(Saved entries)
_ _ _ _ _ _ _

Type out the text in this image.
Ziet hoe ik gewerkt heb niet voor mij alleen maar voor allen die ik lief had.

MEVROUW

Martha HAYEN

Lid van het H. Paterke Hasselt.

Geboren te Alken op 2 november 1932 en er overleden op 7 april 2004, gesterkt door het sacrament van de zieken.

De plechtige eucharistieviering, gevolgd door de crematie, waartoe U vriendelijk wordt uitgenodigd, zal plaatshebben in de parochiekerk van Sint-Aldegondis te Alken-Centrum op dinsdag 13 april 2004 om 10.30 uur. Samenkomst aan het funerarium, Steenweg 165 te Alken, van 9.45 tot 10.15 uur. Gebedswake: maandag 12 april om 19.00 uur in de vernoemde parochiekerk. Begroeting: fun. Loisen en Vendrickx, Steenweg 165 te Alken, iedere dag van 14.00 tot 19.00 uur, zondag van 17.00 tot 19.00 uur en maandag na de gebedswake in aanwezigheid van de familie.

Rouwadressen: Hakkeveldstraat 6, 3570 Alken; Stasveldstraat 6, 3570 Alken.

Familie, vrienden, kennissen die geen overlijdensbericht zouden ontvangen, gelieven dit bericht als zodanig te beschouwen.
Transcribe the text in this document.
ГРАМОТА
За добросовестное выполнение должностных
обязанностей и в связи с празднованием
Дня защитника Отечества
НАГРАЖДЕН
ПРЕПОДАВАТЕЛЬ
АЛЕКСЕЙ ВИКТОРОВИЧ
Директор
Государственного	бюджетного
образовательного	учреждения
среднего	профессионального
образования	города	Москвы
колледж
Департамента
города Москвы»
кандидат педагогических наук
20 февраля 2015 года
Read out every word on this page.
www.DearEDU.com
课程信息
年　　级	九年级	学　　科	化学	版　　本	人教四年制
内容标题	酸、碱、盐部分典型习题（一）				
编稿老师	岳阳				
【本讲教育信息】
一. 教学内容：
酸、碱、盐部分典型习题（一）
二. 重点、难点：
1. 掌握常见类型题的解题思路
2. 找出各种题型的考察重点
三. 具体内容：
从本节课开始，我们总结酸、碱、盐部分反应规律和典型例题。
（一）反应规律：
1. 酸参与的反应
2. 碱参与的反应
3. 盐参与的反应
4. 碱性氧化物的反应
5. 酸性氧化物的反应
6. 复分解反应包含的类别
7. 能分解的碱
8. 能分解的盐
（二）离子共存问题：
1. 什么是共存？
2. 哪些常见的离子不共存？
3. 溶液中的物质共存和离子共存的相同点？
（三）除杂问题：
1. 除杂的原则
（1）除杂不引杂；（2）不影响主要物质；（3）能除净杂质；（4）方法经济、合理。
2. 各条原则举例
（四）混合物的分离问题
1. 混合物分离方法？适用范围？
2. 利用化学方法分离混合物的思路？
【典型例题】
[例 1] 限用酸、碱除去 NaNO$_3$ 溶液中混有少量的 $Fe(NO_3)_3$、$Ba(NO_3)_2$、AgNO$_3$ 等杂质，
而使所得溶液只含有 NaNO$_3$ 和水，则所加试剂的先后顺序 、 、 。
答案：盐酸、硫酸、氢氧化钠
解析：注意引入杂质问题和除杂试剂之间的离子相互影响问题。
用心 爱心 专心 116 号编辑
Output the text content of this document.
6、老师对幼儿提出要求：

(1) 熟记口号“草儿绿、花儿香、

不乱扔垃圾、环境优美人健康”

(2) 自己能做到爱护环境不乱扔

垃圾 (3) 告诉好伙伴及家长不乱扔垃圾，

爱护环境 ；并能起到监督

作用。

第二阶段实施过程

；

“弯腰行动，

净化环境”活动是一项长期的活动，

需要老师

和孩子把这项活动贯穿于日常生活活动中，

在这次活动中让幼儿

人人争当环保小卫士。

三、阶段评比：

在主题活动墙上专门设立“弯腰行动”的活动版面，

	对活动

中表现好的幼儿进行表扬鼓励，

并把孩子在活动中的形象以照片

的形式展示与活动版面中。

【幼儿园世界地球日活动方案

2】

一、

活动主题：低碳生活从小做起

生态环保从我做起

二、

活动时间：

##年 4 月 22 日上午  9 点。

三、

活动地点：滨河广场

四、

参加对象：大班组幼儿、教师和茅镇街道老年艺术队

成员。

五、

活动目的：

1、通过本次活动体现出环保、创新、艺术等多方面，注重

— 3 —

_ _ _ _ _ _ _

* [Your task]: Locate each line containing the string "NaNO" and show it.

* [Output for this task]:
[例 1] 限用酸、碱除去 NaNO$_3$ 溶液中混有少量的 $Fe(NO_3)_3$、$Ba(NO_3)_2$、AgNO$_3$ 等杂质，
而使所得溶液只含有 NaNO$_3$ 和水，则所加试剂的先后顺序 、 、 。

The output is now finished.